(Figure contents as structured data)
↓↓↓

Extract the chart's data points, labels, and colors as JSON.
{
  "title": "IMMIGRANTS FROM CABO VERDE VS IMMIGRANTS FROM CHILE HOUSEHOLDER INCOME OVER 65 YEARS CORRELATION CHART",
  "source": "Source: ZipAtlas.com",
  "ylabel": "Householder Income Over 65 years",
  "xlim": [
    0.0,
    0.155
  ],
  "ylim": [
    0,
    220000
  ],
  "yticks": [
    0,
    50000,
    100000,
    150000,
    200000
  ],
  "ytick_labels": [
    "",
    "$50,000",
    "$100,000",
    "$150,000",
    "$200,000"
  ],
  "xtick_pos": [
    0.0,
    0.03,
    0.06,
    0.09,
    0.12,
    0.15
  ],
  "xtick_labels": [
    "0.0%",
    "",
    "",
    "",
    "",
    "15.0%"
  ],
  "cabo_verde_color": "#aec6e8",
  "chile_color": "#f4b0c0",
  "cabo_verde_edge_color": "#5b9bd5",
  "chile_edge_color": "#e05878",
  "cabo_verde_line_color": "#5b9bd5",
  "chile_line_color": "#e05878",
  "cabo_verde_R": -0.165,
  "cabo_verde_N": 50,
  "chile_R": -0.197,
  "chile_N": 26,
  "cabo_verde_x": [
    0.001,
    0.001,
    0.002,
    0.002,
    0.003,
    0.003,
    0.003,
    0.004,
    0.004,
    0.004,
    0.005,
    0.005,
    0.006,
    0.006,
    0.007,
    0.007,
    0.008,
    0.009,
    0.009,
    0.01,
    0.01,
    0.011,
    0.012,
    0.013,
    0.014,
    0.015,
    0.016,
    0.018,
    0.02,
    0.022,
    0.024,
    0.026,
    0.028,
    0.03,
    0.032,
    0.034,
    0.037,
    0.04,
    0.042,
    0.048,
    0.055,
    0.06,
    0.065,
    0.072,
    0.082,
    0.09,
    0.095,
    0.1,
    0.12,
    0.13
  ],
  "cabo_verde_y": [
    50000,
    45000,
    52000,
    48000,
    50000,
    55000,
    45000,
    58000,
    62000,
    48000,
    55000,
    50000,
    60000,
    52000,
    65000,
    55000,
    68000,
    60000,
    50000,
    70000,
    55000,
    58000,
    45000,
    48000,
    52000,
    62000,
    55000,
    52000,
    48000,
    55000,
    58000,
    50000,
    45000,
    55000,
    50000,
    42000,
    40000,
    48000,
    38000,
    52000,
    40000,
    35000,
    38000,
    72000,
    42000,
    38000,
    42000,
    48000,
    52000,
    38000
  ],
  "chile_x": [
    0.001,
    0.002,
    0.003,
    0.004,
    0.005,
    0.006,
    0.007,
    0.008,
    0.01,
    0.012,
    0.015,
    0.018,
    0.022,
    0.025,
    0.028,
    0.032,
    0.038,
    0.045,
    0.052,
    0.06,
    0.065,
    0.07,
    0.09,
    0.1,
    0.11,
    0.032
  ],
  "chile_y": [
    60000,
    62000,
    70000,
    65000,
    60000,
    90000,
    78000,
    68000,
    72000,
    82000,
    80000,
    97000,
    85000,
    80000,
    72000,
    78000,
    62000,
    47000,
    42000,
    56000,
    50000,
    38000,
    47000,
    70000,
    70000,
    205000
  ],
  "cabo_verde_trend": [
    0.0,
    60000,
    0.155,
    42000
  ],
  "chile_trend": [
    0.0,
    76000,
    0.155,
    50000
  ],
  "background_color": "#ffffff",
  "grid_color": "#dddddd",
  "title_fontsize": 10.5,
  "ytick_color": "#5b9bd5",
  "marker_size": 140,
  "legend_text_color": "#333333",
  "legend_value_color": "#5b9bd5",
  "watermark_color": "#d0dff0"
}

↑↑↑

Do this:
Reproduce each line of the material above precisely.

Finished exercise:
Extract the chart's data points, labels, and colors as JSON.
{
  "title": "IMMIGRANTS FROM CABO VERDE VS IMMIGRANTS FROM CHILE HOUSEHOLDER INCOME OVER 65 YEARS CORRELATION CHART",
  "source": "Source: ZipAtlas.com",
  "ylabel": "Householder Income Over 65 years",
  "xlim": [
    0.0,
    0.155
  ],
  "ylim": [
    0,
    220000
  ],
  "yticks": [
    0,
    50000,
    100000,
    150000,
    200000
  ],
  "ytick_labels": [
    "",
    "$50,000",
    "$100,000",
    "$150,000",
    "$200,000"
  ],
  "xtick_pos": [
    0.0,
    0.03,
    0.06,
    0.09,
    0.12,
    0.15
  ],
  "xtick_labels": [
    "0.0%",
    "",
    "",
    "",
    "",
    "15.0%"
  ],
  "cabo_verde_color": "#aec6e8",
  "chile_color": "#f4b0c0",
  "cabo_verde_edge_color": "#5b9bd5",
  "chile_edge_color": "#e05878",
  "cabo_verde_line_color": "#5b9bd5",
  "chile_line_color": "#e05878",
  "cabo_verde_R": -0.165,
  "cabo_verde_N": 50,
  "chile_R": -0.197,
  "chile_N": 26,
  "cabo_verde_x": [
    0.001,
    0.001,
    0.002,
    0.002,
    0.003,
    0.003,
    0.003,
    0.004,
    0.004,
    0.004,
    0.005,
    0.005,
    0.006,
    0.006,
    0.007,
    0.007,
    0.008,
    0.009,
    0.009,
    0.01,
    0.01,
    0.011,
    0.012,
    0.013,
    0.014,
    0.015,
    0.016,
    0.018,
    0.02,
    0.022,
    0.024,
    0.026,
    0.028,
    0.03,
    0.032,
    0.034,
    0.037,
    0.04,
    0.042,
    0.048,
    0.055,
    0.06,
    0.065,
    0.072,
    0.082,
    0.09,
    0.095,
    0.1,
    0.12,
    0.13
  ],
  "cabo_verde_y": [
    50000,
    45000,
    52000,
    48000,
    50000,
    55000,
    45000,
    58000,
    62000,
    48000,
    55000,
    50000,
    60000,
    52000,
    65000,
    55000,
    68000,
    60000,
    50000,
    70000,
    55000,
    58000,
    45000,
    48000,
    52000,
    62000,
    55000,
    52000,
    48000,
    55000,
    58000,
    50000,
    45000,
    55000,
    50000,
    42000,
    40000,
    48000,
    38000,
    52000,
    40000,
    35000,
    38000,
    72000,
    42000,
    38000,
    42000,
    48000,
    52000,
    38000
  ],
  "chile_x": [
    0.001,
    0.002,
    0.003,
    0.004,
    0.005,
    0.006,
    0.007,
    0.008,
    0.01,
    0.012,
    0.015,
    0.018,
    0.022,
    0.025,
    0.028,
    0.032,
    0.038,
    0.045,
    0.052,
    0.06,
    0.065,
    0.07,
    0.09,
    0.1,
    0.11,
    0.032
  ],
  "chile_y": [
    60000,
    62000,
    70000,
    65000,
    60000,
    90000,
    78000,
    68000,
    72000,
    82000,
    80000,
    97000,
    85000,
    80000,
    72000,
    78000,
    62000,
    47000,
    42000,
    56000,
    50000,
    38000,
    47000,
    70000,
    70000,
    205000
  ],
  "cabo_verde_trend": [
    0.0,
    60000,
    0.155,
    42000
  ],
  "chile_trend": [
    0.0,
    76000,
    0.155,
    50000
  ],
  "background_color": "#ffffff",
  "grid_color": "#dddddd",
  "title_fontsize": 10.5,
  "ytick_color": "#5b9bd5",
  "marker_size": 140,
  "legend_text_color": "#333333",
  "legend_value_color": "#5b9bd5",
  "watermark_color": "#d0dff0"
}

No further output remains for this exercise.